** BEGIN **
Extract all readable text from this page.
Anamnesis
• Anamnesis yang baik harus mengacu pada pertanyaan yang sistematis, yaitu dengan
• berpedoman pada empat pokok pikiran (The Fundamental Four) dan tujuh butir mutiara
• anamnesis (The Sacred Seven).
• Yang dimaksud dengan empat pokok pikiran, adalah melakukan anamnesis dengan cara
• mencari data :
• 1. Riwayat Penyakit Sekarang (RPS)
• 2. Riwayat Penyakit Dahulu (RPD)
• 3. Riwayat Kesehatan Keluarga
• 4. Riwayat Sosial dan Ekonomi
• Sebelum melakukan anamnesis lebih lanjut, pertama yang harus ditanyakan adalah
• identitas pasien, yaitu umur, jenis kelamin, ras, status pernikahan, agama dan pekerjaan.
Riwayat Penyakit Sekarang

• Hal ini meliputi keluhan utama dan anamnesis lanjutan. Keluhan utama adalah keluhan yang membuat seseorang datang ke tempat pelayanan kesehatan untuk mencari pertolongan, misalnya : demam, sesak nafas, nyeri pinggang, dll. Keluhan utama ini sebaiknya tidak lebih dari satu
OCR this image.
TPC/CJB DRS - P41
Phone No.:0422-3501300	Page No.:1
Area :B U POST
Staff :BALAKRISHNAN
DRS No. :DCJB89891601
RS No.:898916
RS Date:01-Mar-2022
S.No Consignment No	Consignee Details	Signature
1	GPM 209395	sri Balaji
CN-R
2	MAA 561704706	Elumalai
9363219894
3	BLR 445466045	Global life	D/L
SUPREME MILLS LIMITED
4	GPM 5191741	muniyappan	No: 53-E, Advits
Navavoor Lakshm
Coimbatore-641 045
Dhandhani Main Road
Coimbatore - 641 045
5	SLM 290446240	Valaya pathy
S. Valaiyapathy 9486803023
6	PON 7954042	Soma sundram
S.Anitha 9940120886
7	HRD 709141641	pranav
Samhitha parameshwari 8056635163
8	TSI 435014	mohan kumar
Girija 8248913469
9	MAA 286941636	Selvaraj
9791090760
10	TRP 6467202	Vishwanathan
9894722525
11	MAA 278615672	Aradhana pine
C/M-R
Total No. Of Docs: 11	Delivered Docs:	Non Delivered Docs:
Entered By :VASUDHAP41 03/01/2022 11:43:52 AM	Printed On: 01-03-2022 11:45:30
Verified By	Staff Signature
** END **
WORK INSTRUCTIONS: Extract all lines from the data in which "Sekarang" is found.

TASK ANSWER:
• 1. Riwayat Penyakit Sekarang (RPS)
Riwayat Penyakit Sekarang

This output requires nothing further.